▸ REQUIRED ACTION
In the material below, find each line with the word "March" and list it.
═══ EXTRACTED INFORMATION ═══
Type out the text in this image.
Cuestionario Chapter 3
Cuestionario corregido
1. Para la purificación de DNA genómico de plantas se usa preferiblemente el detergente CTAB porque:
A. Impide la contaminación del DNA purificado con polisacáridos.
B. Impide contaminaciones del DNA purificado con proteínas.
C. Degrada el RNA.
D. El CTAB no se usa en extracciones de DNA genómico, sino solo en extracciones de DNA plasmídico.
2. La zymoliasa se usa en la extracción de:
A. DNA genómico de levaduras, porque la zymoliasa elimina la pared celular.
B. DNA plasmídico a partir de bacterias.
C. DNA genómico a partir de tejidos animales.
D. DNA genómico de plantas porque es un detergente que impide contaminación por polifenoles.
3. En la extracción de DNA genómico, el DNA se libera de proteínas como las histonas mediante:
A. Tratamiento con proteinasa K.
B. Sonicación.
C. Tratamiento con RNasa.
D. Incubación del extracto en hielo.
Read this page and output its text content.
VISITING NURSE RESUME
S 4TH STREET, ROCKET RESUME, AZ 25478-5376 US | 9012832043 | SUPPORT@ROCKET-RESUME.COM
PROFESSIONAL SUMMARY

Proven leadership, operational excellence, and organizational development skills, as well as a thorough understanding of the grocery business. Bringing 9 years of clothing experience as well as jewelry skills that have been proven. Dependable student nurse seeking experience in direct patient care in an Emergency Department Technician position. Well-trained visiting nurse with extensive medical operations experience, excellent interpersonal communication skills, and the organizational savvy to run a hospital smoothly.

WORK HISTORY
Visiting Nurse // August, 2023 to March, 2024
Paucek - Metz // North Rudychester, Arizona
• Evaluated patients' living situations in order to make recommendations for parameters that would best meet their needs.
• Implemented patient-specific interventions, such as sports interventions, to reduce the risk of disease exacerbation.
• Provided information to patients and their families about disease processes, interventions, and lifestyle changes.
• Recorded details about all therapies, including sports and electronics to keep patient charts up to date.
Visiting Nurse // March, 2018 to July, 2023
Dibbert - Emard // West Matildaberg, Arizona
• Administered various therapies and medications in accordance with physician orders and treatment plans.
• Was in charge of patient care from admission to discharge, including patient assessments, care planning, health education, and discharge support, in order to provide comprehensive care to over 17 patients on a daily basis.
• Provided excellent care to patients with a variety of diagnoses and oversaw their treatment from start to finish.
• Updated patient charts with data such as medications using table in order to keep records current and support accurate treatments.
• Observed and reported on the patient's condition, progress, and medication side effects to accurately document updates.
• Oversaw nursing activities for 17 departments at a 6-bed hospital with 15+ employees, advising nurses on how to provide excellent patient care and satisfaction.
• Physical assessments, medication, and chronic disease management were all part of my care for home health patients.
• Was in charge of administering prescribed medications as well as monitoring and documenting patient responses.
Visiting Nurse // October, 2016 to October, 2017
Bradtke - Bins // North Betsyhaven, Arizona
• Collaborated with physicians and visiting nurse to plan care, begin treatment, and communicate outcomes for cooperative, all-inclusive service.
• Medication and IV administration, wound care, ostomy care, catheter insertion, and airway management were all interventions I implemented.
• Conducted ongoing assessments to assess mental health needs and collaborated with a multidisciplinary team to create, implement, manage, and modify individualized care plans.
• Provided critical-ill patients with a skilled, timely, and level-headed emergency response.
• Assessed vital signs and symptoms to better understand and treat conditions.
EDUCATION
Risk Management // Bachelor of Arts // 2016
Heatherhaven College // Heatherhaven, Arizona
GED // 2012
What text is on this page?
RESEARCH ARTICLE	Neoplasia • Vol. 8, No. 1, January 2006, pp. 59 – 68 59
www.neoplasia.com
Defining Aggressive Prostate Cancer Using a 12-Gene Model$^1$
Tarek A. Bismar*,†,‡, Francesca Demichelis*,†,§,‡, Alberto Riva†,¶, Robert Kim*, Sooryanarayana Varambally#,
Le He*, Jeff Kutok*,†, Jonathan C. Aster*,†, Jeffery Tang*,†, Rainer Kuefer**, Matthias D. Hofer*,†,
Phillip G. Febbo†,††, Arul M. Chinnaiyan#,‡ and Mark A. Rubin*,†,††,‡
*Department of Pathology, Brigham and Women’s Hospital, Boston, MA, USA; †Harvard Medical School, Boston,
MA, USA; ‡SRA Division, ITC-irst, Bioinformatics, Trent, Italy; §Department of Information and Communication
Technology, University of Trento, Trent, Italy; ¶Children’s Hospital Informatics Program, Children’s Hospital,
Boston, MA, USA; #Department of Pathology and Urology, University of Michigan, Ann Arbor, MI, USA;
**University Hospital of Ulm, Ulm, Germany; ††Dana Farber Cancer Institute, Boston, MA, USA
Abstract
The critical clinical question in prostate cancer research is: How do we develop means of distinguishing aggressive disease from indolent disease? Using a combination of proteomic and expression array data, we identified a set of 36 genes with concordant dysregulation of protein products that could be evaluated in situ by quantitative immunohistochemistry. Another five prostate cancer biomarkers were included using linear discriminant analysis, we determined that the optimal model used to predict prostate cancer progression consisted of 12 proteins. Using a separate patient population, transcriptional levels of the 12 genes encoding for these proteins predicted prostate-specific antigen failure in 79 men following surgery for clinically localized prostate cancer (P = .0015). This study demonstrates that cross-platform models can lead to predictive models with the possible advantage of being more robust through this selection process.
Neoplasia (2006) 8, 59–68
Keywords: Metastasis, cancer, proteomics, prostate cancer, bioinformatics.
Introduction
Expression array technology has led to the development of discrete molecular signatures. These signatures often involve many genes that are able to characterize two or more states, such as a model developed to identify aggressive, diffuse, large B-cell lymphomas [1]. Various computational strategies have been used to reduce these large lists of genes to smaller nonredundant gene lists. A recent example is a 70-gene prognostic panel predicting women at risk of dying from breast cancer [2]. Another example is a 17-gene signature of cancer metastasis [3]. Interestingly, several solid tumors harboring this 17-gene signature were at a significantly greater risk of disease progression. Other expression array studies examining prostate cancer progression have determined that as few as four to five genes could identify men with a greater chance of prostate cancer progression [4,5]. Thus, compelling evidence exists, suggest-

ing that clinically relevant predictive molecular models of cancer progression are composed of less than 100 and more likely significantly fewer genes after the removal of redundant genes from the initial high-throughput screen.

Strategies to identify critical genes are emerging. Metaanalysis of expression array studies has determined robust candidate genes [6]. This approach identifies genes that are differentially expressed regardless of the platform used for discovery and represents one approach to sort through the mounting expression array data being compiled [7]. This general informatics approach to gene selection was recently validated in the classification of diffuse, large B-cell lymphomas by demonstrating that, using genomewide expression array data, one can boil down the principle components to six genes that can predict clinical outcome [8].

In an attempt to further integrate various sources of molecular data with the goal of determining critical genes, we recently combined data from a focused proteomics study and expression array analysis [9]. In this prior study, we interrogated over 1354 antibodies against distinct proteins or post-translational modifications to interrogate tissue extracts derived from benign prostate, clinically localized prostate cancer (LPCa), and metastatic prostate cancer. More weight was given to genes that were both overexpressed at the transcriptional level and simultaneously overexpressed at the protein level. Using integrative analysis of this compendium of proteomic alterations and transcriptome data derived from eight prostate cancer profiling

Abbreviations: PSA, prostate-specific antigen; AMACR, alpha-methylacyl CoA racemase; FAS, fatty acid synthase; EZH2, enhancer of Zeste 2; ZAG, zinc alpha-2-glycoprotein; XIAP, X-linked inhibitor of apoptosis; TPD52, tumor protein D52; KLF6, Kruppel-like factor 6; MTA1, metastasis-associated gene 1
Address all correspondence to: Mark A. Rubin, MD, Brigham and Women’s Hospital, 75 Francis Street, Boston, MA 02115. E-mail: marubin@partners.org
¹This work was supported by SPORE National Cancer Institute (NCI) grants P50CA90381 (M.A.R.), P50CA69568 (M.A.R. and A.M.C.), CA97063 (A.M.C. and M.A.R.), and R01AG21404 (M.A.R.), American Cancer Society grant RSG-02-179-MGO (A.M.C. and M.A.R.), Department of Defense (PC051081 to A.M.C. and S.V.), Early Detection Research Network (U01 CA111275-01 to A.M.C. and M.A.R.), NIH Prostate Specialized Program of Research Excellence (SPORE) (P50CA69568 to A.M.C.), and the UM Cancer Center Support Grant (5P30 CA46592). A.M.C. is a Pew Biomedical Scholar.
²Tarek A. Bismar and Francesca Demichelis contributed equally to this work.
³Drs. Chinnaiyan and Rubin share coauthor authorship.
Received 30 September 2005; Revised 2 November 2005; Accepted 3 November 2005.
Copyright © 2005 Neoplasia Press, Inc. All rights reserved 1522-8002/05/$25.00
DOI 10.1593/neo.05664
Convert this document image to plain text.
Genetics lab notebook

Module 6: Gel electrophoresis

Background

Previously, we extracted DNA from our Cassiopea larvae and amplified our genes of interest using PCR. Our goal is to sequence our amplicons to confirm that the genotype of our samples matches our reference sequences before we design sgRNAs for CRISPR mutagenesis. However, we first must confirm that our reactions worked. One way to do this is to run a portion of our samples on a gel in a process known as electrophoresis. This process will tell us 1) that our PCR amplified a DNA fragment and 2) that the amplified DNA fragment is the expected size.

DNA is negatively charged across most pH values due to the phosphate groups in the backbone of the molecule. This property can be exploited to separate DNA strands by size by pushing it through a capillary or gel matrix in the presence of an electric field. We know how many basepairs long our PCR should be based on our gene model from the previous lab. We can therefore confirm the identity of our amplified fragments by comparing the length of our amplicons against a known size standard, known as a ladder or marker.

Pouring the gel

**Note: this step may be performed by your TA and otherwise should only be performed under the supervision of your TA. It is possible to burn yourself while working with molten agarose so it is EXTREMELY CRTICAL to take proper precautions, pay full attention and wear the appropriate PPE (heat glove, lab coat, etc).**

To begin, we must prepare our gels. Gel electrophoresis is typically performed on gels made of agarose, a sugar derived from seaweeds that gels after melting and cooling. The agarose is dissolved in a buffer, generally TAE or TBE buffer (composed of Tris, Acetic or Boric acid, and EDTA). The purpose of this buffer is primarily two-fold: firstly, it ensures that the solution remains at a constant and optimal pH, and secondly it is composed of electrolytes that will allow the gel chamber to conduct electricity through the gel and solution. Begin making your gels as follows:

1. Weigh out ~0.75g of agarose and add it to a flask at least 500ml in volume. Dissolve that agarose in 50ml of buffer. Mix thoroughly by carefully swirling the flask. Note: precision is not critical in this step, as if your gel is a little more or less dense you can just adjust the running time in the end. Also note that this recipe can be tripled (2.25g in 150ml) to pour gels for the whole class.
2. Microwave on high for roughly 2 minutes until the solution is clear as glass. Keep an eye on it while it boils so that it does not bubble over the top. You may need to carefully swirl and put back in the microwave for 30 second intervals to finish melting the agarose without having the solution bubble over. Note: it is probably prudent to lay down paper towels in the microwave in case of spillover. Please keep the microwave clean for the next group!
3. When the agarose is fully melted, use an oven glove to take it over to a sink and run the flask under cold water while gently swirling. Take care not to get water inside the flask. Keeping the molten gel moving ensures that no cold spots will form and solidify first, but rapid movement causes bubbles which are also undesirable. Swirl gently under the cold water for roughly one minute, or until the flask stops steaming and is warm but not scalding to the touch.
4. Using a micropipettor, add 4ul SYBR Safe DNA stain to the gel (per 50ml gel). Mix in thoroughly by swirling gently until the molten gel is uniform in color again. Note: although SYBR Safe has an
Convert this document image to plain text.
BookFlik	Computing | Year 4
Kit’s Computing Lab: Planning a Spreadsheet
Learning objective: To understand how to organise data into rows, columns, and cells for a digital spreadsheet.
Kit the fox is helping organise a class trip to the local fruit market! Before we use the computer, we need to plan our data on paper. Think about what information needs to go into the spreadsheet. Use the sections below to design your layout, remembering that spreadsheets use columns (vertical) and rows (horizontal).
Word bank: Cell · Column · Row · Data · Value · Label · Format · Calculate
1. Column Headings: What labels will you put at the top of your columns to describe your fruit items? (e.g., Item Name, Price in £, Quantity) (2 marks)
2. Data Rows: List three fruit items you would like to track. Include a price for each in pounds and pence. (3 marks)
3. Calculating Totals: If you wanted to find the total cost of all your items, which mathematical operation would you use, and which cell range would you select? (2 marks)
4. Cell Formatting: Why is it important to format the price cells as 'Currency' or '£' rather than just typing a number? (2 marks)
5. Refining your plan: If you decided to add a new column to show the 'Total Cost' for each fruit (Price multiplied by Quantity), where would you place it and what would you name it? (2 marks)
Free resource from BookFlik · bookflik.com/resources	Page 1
═══
▸ ANSWER TO THIS TASK
Visiting Nurse // August, 2023 to March, 2024
Visiting Nurse // March, 2018 to July, 2023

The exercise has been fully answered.